━━━ PROVIDED RECORDS ━━━

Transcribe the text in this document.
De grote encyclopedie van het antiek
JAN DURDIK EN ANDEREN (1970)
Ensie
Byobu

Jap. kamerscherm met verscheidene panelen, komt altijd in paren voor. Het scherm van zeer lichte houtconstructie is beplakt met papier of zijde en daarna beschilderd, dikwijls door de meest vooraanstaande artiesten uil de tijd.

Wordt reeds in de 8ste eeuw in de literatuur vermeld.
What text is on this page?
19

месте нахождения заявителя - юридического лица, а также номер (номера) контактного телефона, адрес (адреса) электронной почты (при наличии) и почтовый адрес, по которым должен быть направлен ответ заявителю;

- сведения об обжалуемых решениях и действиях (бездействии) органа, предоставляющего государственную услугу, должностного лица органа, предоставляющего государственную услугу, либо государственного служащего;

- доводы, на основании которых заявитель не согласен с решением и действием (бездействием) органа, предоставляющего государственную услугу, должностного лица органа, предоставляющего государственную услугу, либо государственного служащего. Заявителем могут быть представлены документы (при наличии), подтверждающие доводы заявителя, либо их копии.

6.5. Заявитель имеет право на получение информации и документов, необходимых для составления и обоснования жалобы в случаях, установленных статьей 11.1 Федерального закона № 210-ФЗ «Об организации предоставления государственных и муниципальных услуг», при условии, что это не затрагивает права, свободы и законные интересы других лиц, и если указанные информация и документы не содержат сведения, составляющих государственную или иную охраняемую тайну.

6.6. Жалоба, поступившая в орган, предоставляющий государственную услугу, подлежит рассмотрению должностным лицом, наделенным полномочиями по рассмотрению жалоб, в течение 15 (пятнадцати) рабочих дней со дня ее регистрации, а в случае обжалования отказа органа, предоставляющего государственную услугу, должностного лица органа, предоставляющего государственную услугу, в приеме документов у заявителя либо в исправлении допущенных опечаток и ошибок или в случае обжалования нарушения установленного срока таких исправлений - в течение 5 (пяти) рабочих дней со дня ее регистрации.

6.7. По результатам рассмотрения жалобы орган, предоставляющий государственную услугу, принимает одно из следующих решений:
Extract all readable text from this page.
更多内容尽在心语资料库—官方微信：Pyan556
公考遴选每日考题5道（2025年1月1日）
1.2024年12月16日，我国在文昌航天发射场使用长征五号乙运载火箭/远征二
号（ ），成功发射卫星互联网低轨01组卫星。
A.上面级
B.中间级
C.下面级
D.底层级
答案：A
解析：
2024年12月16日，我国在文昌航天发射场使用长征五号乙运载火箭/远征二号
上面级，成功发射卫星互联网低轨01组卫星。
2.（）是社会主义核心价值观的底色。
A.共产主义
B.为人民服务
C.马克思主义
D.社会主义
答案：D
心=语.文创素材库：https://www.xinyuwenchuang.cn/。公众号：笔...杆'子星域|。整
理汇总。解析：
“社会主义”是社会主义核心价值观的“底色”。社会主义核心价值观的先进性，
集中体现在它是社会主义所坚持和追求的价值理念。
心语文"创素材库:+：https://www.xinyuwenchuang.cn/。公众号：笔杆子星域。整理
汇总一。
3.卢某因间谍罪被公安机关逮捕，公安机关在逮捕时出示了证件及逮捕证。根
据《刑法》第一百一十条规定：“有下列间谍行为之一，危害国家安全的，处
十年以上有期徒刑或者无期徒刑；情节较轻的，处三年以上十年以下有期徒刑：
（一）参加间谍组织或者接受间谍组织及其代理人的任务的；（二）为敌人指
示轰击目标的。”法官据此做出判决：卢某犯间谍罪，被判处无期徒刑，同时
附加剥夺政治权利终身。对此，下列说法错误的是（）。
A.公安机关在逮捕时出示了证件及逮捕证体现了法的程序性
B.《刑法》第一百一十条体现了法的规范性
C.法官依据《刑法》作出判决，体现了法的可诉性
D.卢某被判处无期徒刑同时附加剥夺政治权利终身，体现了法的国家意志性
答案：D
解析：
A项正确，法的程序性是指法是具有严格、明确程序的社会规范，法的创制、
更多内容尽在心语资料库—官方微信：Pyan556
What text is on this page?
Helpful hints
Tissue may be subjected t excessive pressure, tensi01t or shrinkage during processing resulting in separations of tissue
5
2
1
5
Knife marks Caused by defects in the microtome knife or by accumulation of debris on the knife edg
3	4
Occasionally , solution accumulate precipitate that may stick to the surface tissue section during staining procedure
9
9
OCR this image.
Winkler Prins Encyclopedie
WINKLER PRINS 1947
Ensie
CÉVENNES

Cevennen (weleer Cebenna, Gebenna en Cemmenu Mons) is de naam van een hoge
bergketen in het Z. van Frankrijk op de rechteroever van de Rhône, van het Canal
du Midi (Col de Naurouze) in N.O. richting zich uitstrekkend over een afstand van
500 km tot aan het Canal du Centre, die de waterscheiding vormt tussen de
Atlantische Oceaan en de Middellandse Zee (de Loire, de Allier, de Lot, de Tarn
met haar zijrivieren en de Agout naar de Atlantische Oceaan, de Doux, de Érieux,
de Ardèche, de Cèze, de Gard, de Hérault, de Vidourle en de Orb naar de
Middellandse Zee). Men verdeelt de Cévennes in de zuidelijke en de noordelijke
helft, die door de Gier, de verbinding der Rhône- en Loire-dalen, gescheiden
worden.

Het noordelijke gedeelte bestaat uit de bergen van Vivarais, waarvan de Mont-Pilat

━━━

__REQUIREMENT__: Your task is to repeat the data exactly; please include every line.

__RESPONSE TO THE TASK__:
Transcribe the text in this document.
De grote encyclopedie van het antiek
JAN DURDIK EN ANDEREN (1970)
Ensie
Byobu

Jap. kamerscherm met verscheidene panelen, komt altijd in paren voor. Het scherm van zeer lichte houtconstructie is beplakt met papier of zijde en daarna beschilderd, dikwijls door de meest vooraanstaande artiesten uil de tijd.

Wordt reeds in de 8ste eeuw in de literatuur vermeld.
What text is on this page?
19

месте нахождения заявителя - юридического лица, а также номер (номера) контактного телефона, адрес (адреса) электронной почты (при наличии) и почтовый адрес, по которым должен быть направлен ответ заявителю;

- сведения об обжалуемых решениях и действиях (бездействии) органа, предоставляющего государственную услугу, должностного лица органа, предоставляющего государственную услугу, либо государственного служащего;

- доводы, на основании которых заявитель не согласен с решением и действием (бездействием) органа, предоставляющего государственную услугу, должностного лица органа, предоставляющего государственную услугу, либо государственного служащего. Заявителем могут быть представлены документы (при наличии), подтверждающие доводы заявителя, либо их копии.

6.5. Заявитель имеет право на получение информации и документов, необходимых для составления и обоснования жалобы в случаях, установленных статьей 11.1 Федерального закона № 210-ФЗ «Об организации предоставления государственных и муниципальных услуг», при условии, что это не затрагивает права, свободы и законные интересы других лиц, и если указанные информация и документы не содержат сведения, составляющих государственную или иную охраняемую тайну.

6.6. Жалоба, поступившая в орган, предоставляющий государственную услугу, подлежит рассмотрению должностным лицом, наделенным полномочиями по рассмотрению жалоб, в течение 15 (пятнадцати) рабочих дней со дня ее регистрации, а в случае обжалования отказа органа, предоставляющего государственную услугу, должностного лица органа, предоставляющего государственную услугу, в приеме документов у заявителя либо в исправлении допущенных опечаток и ошибок или в случае обжалования нарушения установленного срока таких исправлений - в течение 5 (пяти) рабочих дней со дня ее регистрации.

6.7. По результатам рассмотрения жалобы орган, предоставляющий государственную услугу, принимает одно из следующих решений:
Extract all readable text from this page.
更多内容尽在心语资料库—官方微信：Pyan556
公考遴选每日考题5道（2025年1月1日）
1.2024年12月16日，我国在文昌航天发射场使用长征五号乙运载火箭/远征二
号（ ），成功发射卫星互联网低轨01组卫星。
A.上面级
B.中间级
C.下面级
D.底层级
答案：A
解析：
2024年12月16日，我国在文昌航天发射场使用长征五号乙运载火箭/远征二号
上面级，成功发射卫星互联网低轨01组卫星。
2.（）是社会主义核心价值观的底色。
A.共产主义
B.为人民服务
C.马克思主义
D.社会主义
答案：D
心=语.文创素材库：https://www.xinyuwenchuang.cn/。公众号：笔...杆'子星域|。整
理汇总。解析：
“社会主义”是社会主义核心价值观的“底色”。社会主义核心价值观的先进性，
集中体现在它是社会主义所坚持和追求的价值理念。
心语文"创素材库:+：https://www.xinyuwenchuang.cn/。公众号：笔杆子星域。整理
汇总一。
3.卢某因间谍罪被公安机关逮捕，公安机关在逮捕时出示了证件及逮捕证。根
据《刑法》第一百一十条规定：“有下列间谍行为之一，危害国家安全的，处
十年以上有期徒刑或者无期徒刑；情节较轻的，处三年以上十年以下有期徒刑：
（一）参加间谍组织或者接受间谍组织及其代理人的任务的；（二）为敌人指
示轰击目标的。”法官据此做出判决：卢某犯间谍罪，被判处无期徒刑，同时
附加剥夺政治权利终身。对此，下列说法错误的是（）。
A.公安机关在逮捕时出示了证件及逮捕证体现了法的程序性
B.《刑法》第一百一十条体现了法的规范性
C.法官依据《刑法》作出判决，体现了法的可诉性
D.卢某被判处无期徒刑同时附加剥夺政治权利终身，体现了法的国家意志性
答案：D
解析：
A项正确，法的程序性是指法是具有严格、明确程序的社会规范，法的创制、
更多内容尽在心语资料库—官方微信：Pyan556
What text is on this page?
Helpful hints
Tissue may be subjected t excessive pressure, tensi01t or shrinkage during processing resulting in separations of tissue
5
2
1
5
Knife marks Caused by defects in the microtome knife or by accumulation of debris on the knife edg
3	4
Occasionally , solution accumulate precipitate that may stick to the surface tissue section during staining procedure
9
9
OCR this image.
Winkler Prins Encyclopedie
WINKLER PRINS 1947
Ensie
CÉVENNES

Cevennen (weleer Cebenna, Gebenna en Cemmenu Mons) is de naam van een hoge
bergketen in het Z. van Frankrijk op de rechteroever van de Rhône, van het Canal
du Midi (Col de Naurouze) in N.O. richting zich uitstrekkend over een afstand van
500 km tot aan het Canal du Centre, die de waterscheiding vormt tussen de
Atlantische Oceaan en de Middellandse Zee (de Loire, de Allier, de Lot, de Tarn
met haar zijrivieren en de Agout naar de Atlantische Oceaan, de Doux, de Érieux,
de Ardèche, de Cèze, de Gard, de Hérault, de Vidourle en de Orb naar de
Middellandse Zee). Men verdeelt de Cévennes in de zuidelijke en de noordelijke
helft, die door de Gier, de verbinding der Rhône- en Loire-dalen, gescheiden
worden.

Het noordelijke gedeelte bestaat uit de bergen van Vivarais, waarvan de Mont-Pilat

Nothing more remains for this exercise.